What Happens During an Ultrasound?

For most ultrasound exams, the patient is positioned lying face-up on an examination table that can be tilted or moved. A clear gel is applied to the area of the body being studied to help the transducer make secure contact with the body and eliminate air pockets between the transducer and the skin. The sonographer (ultrasound technologist) then presses the transducer firmly against the skin and sweeps it back and forth over the area of interest.


Doppler sonography is performed using the same transducer.

When the examination is complete, the patient may be asked to dress and wait while the ultrasound images are reviewed. However, the sonographer is often able to review the ultrasound images in real-time as they are acquired and the patient can be released immediately.  Most ultrasound examinations are completed within 30 minutes to an hour.

Stored entries

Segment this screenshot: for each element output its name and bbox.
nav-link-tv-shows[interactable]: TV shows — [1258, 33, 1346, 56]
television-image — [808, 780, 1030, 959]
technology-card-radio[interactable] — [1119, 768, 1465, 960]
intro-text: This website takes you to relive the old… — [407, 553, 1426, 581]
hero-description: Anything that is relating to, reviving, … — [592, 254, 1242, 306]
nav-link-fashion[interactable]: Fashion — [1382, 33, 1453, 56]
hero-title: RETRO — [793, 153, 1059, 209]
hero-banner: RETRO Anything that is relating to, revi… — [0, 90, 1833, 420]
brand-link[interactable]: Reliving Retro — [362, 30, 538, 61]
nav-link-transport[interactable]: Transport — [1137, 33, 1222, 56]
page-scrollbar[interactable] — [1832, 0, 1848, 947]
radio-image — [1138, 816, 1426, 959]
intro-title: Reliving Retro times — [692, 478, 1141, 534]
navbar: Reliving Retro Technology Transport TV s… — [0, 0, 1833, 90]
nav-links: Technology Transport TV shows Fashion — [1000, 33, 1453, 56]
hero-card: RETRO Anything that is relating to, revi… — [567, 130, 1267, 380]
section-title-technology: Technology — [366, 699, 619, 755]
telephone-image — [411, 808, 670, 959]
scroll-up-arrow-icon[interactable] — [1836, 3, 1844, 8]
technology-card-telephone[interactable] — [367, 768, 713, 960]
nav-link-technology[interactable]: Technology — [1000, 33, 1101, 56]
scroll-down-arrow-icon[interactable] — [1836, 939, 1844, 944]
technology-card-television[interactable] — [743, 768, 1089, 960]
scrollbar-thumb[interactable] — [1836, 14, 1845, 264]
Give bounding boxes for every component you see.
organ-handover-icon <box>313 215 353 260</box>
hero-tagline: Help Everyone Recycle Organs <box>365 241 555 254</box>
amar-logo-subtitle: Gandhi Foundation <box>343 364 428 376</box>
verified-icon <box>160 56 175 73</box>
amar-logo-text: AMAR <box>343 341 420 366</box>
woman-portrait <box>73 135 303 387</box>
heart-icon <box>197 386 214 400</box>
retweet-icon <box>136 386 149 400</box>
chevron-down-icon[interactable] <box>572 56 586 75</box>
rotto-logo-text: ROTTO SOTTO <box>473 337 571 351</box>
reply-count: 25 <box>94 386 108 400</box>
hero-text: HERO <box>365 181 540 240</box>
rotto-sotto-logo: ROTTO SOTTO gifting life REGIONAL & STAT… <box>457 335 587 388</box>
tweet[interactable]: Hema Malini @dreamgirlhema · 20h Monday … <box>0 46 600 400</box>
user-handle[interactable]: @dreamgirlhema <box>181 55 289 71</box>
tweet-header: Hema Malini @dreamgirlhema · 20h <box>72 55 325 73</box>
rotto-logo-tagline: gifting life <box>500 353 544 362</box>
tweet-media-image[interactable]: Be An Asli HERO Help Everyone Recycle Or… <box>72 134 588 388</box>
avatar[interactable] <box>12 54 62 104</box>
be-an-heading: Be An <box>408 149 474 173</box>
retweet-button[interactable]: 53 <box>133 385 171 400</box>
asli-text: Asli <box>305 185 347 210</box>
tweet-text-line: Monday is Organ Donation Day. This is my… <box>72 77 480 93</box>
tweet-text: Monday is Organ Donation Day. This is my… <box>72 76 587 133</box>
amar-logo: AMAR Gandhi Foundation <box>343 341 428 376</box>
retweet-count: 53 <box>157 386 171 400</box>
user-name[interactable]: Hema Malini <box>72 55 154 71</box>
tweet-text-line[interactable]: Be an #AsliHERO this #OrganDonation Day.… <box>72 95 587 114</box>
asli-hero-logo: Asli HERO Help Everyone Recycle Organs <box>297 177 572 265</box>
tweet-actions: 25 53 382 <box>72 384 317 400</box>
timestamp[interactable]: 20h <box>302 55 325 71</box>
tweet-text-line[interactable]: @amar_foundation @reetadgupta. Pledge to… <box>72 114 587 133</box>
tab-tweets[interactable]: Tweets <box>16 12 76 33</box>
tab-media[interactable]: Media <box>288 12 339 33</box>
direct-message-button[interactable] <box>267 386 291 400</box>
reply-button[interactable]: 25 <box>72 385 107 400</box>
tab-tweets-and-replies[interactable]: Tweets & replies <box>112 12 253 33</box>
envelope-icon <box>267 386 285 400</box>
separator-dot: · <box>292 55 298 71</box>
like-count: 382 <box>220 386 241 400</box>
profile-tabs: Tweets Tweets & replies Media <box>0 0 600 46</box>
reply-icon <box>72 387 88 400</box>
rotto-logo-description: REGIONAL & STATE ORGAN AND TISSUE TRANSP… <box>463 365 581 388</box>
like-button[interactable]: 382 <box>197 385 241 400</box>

■ TASK INSTRUCTIONS ■
1. Can you extract the part of the ultrasound passage starting with "For most ultrasound" and going on through "to an hour.", copied word for word?
2. Can you extend the ultrasound passage, picking up right after its final sentence?

■ ANSWERS TO THIS EXERCISE ■
1.
For most ultrasound exams, the patient is positioned lying face-up on an examination table that can be tilted or moved. A clear gel is applied to the area of the body being studied to help the transducer make secure contact with the body and eliminate air pockets between the transducer and the skin. The sonographer (ultrasound technologist) then presses the transducer firmly against the skin and sweeps it back and forth over the area of interest.


Doppler sonography is performed using the same transducer.

When the examination is complete, the patient may be asked to dress and wait while the ultrasound images are reviewed. However, the sonographer is often able to review the ultrasound images in real-time as they are acquired and the patient can be released immediately.  Most ultrasound examinations are completed within 30 minutes to an hour.

2.
  • Abdominal (includes gall bladder, liver, pancreas, spleen, kidney, and aorta)
  • Aorta
  • Biophysical profile
  • Breast Ultrasound
  • Hysterosonogram
  • Obstetric
  • Pelvic with transvaginal
  • Renal/bladder
  • Testicular
  • Thyroid



  • Mesenteric, porta-hepatic, and renal arterial
  • Venous Doppler of the arms and legs
  • Carotid
  • Liver transplant, renal transplant
  • Transcranial Doppler
  • Ankle Brachial Index (ABIs) – arterial legs
  • Groin Doppler (post heart catheter)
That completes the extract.